| To do |
Return each line below that contains the word "District", where uppercase and lowercase count as different letters.
--- Records for processing ---
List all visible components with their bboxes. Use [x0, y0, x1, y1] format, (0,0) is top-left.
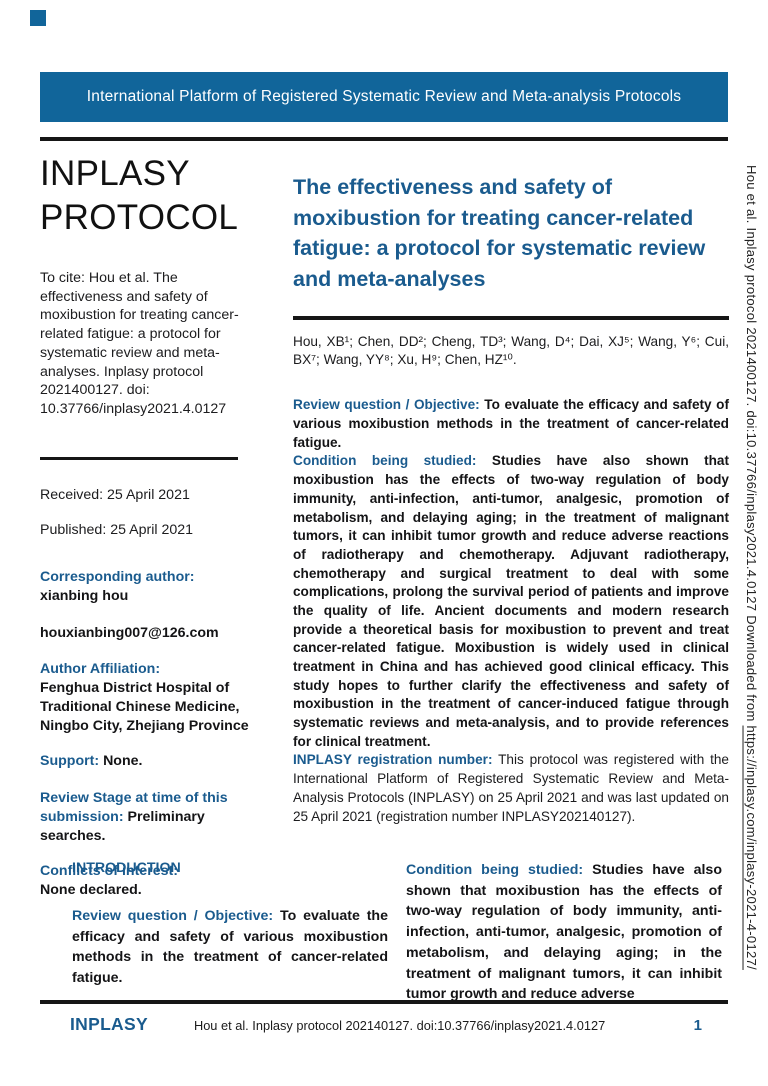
- review-stage-label: Review Stage at time of this submission:: [40, 790, 228, 825]
- review-stage-block: Review Stage at time of this submission:…: [40, 789, 250, 845]
- left-column: INPLASY PROTOCOL To cite: Hou et al. The…: [40, 152, 250, 900]
- corresponding-author-name: xianbing hou: [40, 587, 129, 604]
- conflicts-label: Conflicts of interest:: [40, 863, 178, 880]
- condition-label: Condition being studied:: [293, 453, 477, 469]
- abstract-block: Review question / Objective: To evaluate…: [293, 396, 729, 826]
- body-review-question-label: Review question / Objective:: [72, 908, 274, 924]
- registration-label: INPLASY registration number:: [293, 752, 493, 768]
- body-section: INTRODUCTION Review question / Objective…: [72, 860, 722, 1005]
- received-date: Received: 25 April 2021: [40, 486, 190, 503]
- body-review-question-text: To evaluate the efficacy and safety of v…: [72, 908, 388, 987]
- published-date: Published: 25 April 2021: [40, 522, 194, 539]
- masthead: INPLASY PROTOCOL: [40, 152, 250, 241]
- side-citation: Hou et al. Inplasy protocol 2021400127. …: [744, 165, 759, 1065]
- body-condition-label: Condition being studied:: [406, 862, 584, 878]
- article-title: The effectiveness and safety of moxibust…: [293, 175, 706, 291]
- registration-paragraph: INPLASY registration number: This protoc…: [293, 751, 729, 826]
- review-question-text: To evaluate the efficacy and safety of v…: [293, 397, 730, 450]
- affiliation-value: Fenghua District Hospital of Traditional…: [40, 680, 249, 734]
- registration-text: This protocol was registered with the In…: [293, 752, 729, 824]
- affiliation-block: Author Affiliation: Fenghua District Hos…: [40, 660, 250, 735]
- conflicts-value: None declared.: [40, 882, 142, 899]
- introduction-heading: INTRODUCTION: [72, 860, 181, 876]
- footer-page-number: 1: [693, 1017, 702, 1034]
- to-cite-text: To cite: Hou et al. The effectiveness an…: [40, 269, 239, 418]
- side-citation-text: Hou et al. Inplasy protocol 2021400127. …: [744, 165, 759, 726]
- conflicts-block: Conflicts of interest: None declared.: [40, 862, 250, 899]
- footer-brand: INPLASY: [70, 1014, 148, 1034]
- body-condition-paragraph: Condition being studied: Studies have al…: [406, 860, 722, 1005]
- right-column: The effectiveness and safety of moxibust…: [293, 172, 729, 826]
- condition-paragraph: Condition being studied: Studies have al…: [293, 452, 729, 751]
- corner-mark: [30, 10, 46, 26]
- support-block: Support: None.: [40, 752, 250, 771]
- corresponding-author-email: houxianbing007@126.com: [40, 624, 219, 641]
- body-condition-text: Studies have also shown that moxibustion…: [406, 862, 722, 1003]
- support-label: Support:: [40, 753, 100, 770]
- body-review-question-paragraph: Review question / Objective: To evaluate…: [72, 906, 388, 989]
- banner: International Platform of Registered Sys…: [40, 72, 728, 122]
- body-right-column: Condition being studied: Studies have al…: [406, 860, 722, 1005]
- review-stage-value: Preliminary searches.: [40, 808, 205, 844]
- body-left-column: INTRODUCTION Review question / Objective…: [72, 860, 388, 1005]
- title-divider: [293, 316, 729, 321]
- corresponding-author-label: Corresponding author:: [40, 569, 195, 586]
- masthead-line2: PROTOCOL: [40, 198, 239, 238]
- review-question-paragraph: Review question / Objective: To evaluate…: [293, 396, 729, 452]
- top-divider: [40, 137, 728, 141]
- side-citation-url[interactable]: https://inplasy.com/inplasy-2021-4-0127/: [744, 725, 759, 970]
- banner-title: International Platform of Registered Sys…: [86, 88, 682, 105]
- support-value: None.: [103, 753, 143, 770]
- review-question-label: Review question / Objective:: [293, 397, 480, 413]
- footer: INPLASY Hou et al. Inplasy protocol 2021…: [40, 1014, 728, 1035]
- footer-divider: [40, 1000, 728, 1004]
- masthead-line1: INPLASY: [40, 154, 190, 193]
- condition-text: Studies have also shown that moxibustion…: [293, 453, 729, 749]
- footer-citation: Hou et al. Inplasy protocol 202140127. d…: [193, 1018, 606, 1033]
- author-list: Hou, XB¹; Chen, DD²; Cheng, TD³; Wang, D…: [293, 334, 729, 367]
- corresponding-author-block: Corresponding author: xianbing hou: [40, 568, 250, 605]
- affiliation-label: Author Affiliation:: [40, 661, 161, 678]
- left-divider: [40, 456, 238, 460]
---
| Solution to the exercise |
- affiliation-value: Fenghua District Hospital of Traditional…: [40, 680, 249, 734]
- affiliation-block: Author Affiliation: Fenghua District Hos…: [40, 660, 250, 735]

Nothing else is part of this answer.